Items listed in a dataset
########

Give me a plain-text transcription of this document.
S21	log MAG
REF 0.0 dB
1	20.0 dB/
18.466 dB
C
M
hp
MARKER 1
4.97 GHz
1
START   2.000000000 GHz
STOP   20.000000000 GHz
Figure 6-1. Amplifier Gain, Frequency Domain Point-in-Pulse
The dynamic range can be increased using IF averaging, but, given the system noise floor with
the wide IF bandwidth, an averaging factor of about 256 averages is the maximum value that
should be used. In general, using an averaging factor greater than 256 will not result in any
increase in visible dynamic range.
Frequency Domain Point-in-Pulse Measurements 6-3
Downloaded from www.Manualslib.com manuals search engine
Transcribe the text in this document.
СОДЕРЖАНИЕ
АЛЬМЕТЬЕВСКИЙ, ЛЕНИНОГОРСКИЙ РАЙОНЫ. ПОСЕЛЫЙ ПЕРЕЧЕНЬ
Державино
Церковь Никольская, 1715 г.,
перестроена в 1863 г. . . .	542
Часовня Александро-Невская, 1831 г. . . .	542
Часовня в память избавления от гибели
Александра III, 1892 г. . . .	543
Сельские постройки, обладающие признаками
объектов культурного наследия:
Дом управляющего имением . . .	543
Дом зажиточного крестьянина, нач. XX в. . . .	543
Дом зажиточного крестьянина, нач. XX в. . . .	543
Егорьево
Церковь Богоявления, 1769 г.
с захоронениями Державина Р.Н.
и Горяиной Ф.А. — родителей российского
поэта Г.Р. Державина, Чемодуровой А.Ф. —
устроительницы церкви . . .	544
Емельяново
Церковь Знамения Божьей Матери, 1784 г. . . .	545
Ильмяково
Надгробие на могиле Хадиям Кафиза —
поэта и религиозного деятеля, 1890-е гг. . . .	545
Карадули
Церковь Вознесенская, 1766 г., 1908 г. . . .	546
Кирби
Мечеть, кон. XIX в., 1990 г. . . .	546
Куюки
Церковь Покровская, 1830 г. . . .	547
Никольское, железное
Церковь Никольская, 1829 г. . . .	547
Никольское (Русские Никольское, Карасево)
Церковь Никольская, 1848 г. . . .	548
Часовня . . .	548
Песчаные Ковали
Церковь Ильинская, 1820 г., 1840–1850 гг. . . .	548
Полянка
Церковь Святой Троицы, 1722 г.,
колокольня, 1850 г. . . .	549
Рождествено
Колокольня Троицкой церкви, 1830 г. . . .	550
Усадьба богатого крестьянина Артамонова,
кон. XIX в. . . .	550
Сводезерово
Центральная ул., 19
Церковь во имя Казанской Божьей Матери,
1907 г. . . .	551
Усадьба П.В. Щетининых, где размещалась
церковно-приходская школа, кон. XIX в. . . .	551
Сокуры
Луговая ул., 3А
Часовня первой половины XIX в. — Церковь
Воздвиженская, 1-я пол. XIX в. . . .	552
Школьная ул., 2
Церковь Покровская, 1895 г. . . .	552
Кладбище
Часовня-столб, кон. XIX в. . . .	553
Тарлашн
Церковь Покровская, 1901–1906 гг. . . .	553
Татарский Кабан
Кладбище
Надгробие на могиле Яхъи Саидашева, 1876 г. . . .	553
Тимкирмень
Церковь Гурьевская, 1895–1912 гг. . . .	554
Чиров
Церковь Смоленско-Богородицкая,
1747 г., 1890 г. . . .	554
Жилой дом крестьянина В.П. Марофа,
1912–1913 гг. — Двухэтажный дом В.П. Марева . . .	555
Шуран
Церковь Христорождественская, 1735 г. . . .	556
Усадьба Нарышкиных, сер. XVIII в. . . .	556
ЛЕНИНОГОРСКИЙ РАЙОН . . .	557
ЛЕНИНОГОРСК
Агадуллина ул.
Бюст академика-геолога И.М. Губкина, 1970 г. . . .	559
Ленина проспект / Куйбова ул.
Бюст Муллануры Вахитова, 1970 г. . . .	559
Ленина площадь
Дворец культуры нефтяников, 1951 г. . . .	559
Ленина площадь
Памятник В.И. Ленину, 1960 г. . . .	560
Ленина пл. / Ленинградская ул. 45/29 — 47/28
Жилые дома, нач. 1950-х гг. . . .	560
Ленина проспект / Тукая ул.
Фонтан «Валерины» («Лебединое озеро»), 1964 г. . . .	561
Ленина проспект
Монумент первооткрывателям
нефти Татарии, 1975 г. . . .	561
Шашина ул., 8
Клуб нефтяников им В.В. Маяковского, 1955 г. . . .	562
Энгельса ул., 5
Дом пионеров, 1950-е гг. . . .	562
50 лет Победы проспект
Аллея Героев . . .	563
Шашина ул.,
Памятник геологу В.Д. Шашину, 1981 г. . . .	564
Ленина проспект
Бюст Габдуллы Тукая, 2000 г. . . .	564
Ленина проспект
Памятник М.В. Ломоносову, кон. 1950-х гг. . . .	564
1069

########

Given task
Select and copy each line from the data that includes the word "церкви".

Correct answer
устроительницы церкви . . .	544
Колокольня Троицкой церкви, 1830 г. . . .	550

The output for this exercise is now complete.